• _EXERCISE REQUIREMENTS_
Set each entry down verbatim, omitting images.

• _DATASET EXCERPTS_
****************

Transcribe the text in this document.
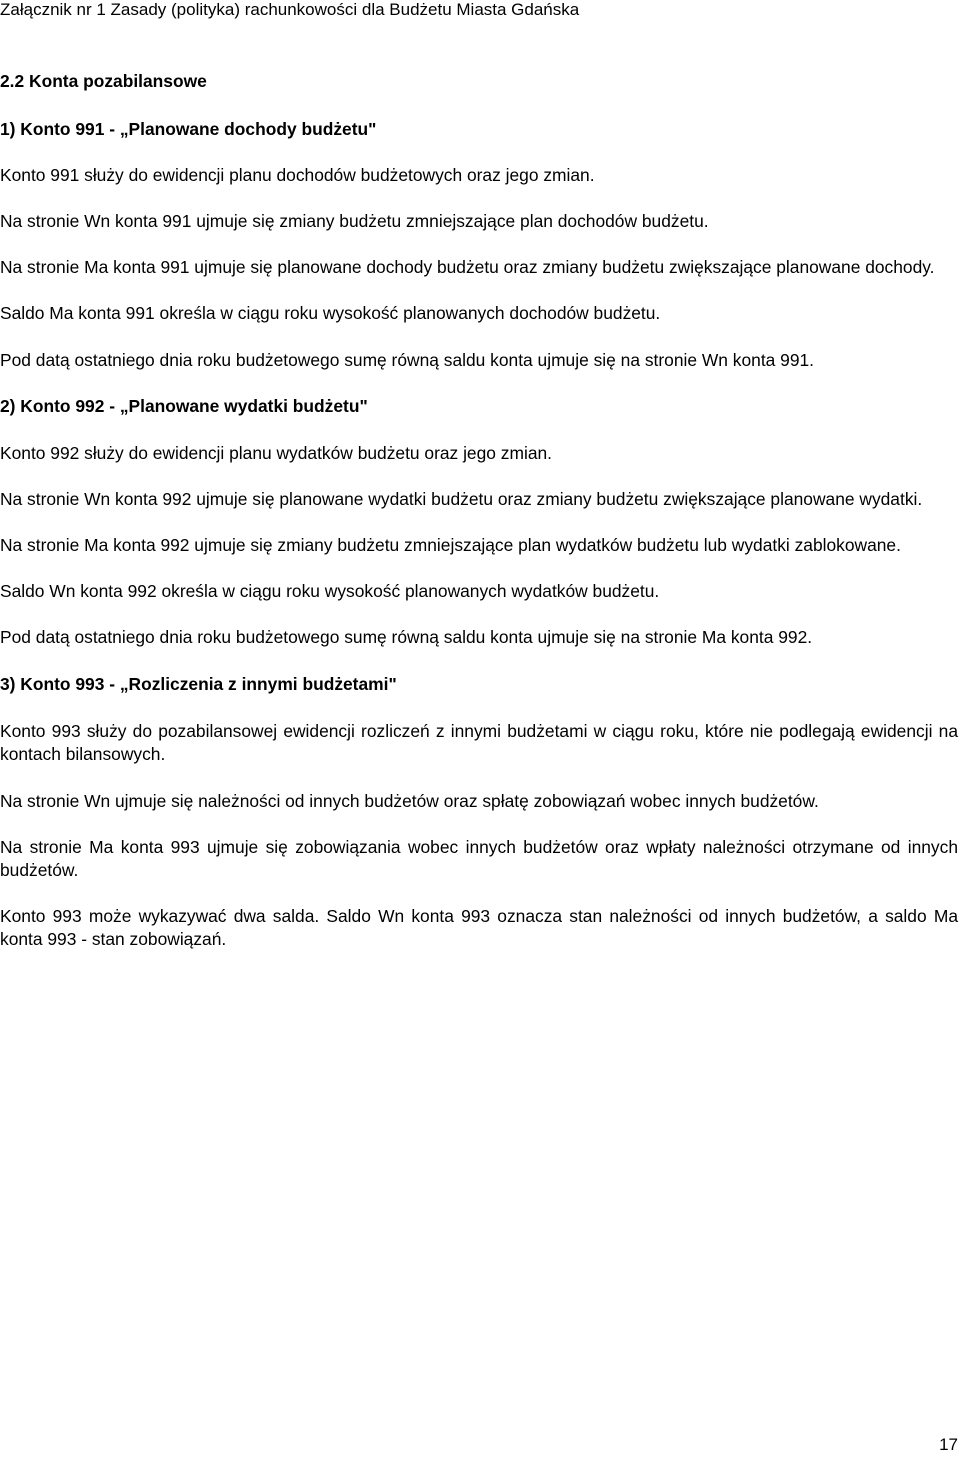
Załącznik nr 1 Zasady (polityka) rachunkowości dla Budżetu Miasta Gdańska

2.2 Konta pozabilansowe

1) Konto 991 - „Planowane dochody budżetu"

Konto 991 służy do ewidencji planu dochodów budżetowych oraz jego zmian.

Na stronie Wn konta 991 ujmuje się zmiany budżetu zmniejszające plan dochodów budżetu.

Na stronie Ma konta 991 ujmuje się planowane dochody budżetu oraz zmiany budżetu zwiększające planowane dochody.

Saldo Ma konta 991 określa w ciągu roku wysokość planowanych dochodów budżetu.

Pod datą ostatniego dnia roku budżetowego sumę równą saldu konta ujmuje się na stronie Wn konta 991.

2) Konto 992 - „Planowane wydatki budżetu"

Konto 992 służy do ewidencji planu wydatków budżetu oraz jego zmian.

Na stronie Wn konta 992 ujmuje się planowane wydatki budżetu oraz zmiany budżetu zwiększające planowane wydatki.

Na stronie Ma konta 992 ujmuje się zmiany budżetu zmniejszające plan wydatków budżetu lub wydatki zablokowane.

Saldo Wn konta 992 określa w ciągu roku wysokość planowanych wydatków budżetu.

Pod datą ostatniego dnia roku budżetowego sumę równą saldu konta ujmuje się na stronie Ma konta 992.

3) Konto 993 - „Rozliczenia z innymi budżetami"

Konto 993 służy do pozabilansowej ewidencji rozliczeń z innymi budżetami w ciągu roku, które nie podlegają ewidencji na kontach bilansowych.

Na stronie Wn ujmuje się należności od innych budżetów oraz spłatę zobowiązań wobec innych budżetów.

Na stronie Ma konta 993 ujmuje się zobowiązania wobec innych budżetów oraz wpłaty należności otrzymane od innych budżetów.

Konto 993 może wykazywać dwa salda. Saldo Wn konta 993 oznacza stan należności od innych budżetów, a saldo Ma konta 993 - stan zobowiązań.

17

****************

• _COMPLETED EXERCISE_
Transcribe the text in this document.
Załącznik nr 1 Zasady (polityka) rachunkowości dla Budżetu Miasta Gdańska

2.2 Konta pozabilansowe

1) Konto 991 - „Planowane dochody budżetu"

Konto 991 służy do ewidencji planu dochodów budżetowych oraz jego zmian.

Na stronie Wn konta 991 ujmuje się zmiany budżetu zmniejszające plan dochodów budżetu.

Na stronie Ma konta 991 ujmuje się planowane dochody budżetu oraz zmiany budżetu zwiększające planowane dochody.

Saldo Ma konta 991 określa w ciągu roku wysokość planowanych dochodów budżetu.

Pod datą ostatniego dnia roku budżetowego sumę równą saldu konta ujmuje się na stronie Wn konta 991.

2) Konto 992 - „Planowane wydatki budżetu"

Konto 992 służy do ewidencji planu wydatków budżetu oraz jego zmian.

Na stronie Wn konta 992 ujmuje się planowane wydatki budżetu oraz zmiany budżetu zwiększające planowane wydatki.

Na stronie Ma konta 992 ujmuje się zmiany budżetu zmniejszające plan wydatków budżetu lub wydatki zablokowane.

Saldo Wn konta 992 określa w ciągu roku wysokość planowanych wydatków budżetu.

Pod datą ostatniego dnia roku budżetowego sumę równą saldu konta ujmuje się na stronie Ma konta 992.

3) Konto 993 - „Rozliczenia z innymi budżetami"

Konto 993 służy do pozabilansowej ewidencji rozliczeń z innymi budżetami w ciągu roku, które nie podlegają ewidencji na kontach bilansowych.

Na stronie Wn ujmuje się należności od innych budżetów oraz spłatę zobowiązań wobec innych budżetów.

Na stronie Ma konta 993 ujmuje się zobowiązania wobec innych budżetów oraz wpłaty należności otrzymane od innych budżetów.

Konto 993 może wykazywać dwa salda. Saldo Wn konta 993 oznacza stan należności od innych budżetów, a saldo Ma konta 993 - stan zobowiązań.

17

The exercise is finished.